··· Data shown
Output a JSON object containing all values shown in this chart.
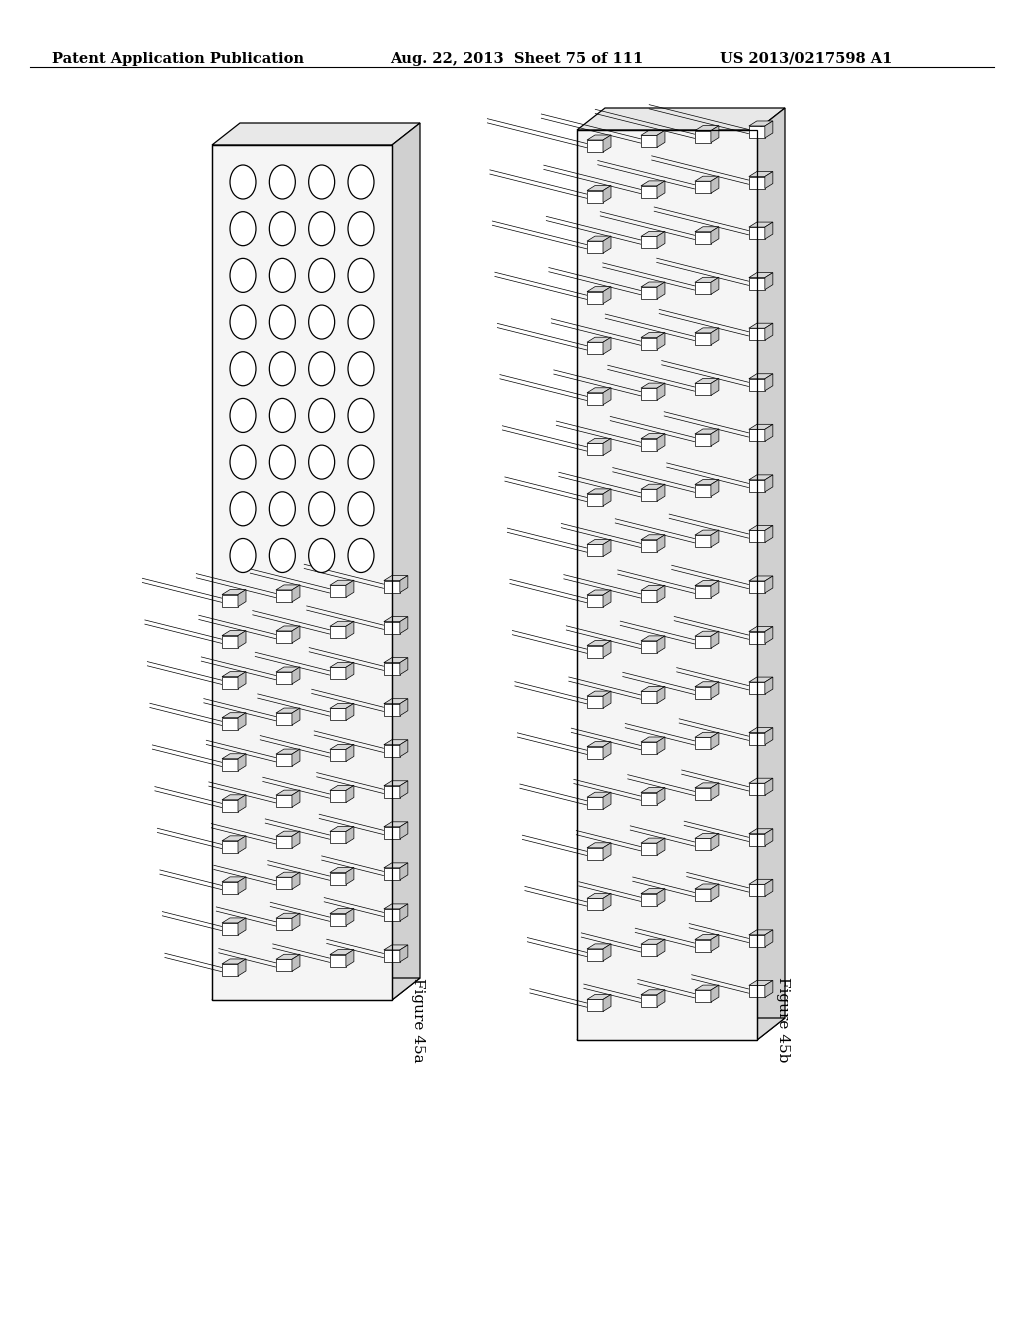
{
  "header_left": "Patent Application Publication",
  "header_mid": "Aug. 22, 2013  Sheet 75 of 111",
  "header_right": "US 2013/0217598 A1",
  "fig_label_a": "Figure 45a",
  "fig_label_b": "Figure 45b",
  "bg_color": "#ffffff",
  "line_color": "#000000",
  "fig_width": 10.24,
  "fig_height": 13.2,
  "header_fontsize": 10.5,
  "label_fontsize": 11
}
······
* **Exercise prompt**:
Without including any pictures, reproduce the listing exactly.

* **Exercise output**:
Output a JSON object containing all values shown in this chart.
{
  "header_left": "Patent Application Publication",
  "header_mid": "Aug. 22, 2013  Sheet 75 of 111",
  "header_right": "US 2013/0217598 A1",
  "fig_label_a": "Figure 45a",
  "fig_label_b": "Figure 45b",
  "bg_color": "#ffffff",
  "line_color": "#000000",
  "fig_width": 10.24,
  "fig_height": 13.2,
  "header_fontsize": 10.5,
  "label_fontsize": 11
}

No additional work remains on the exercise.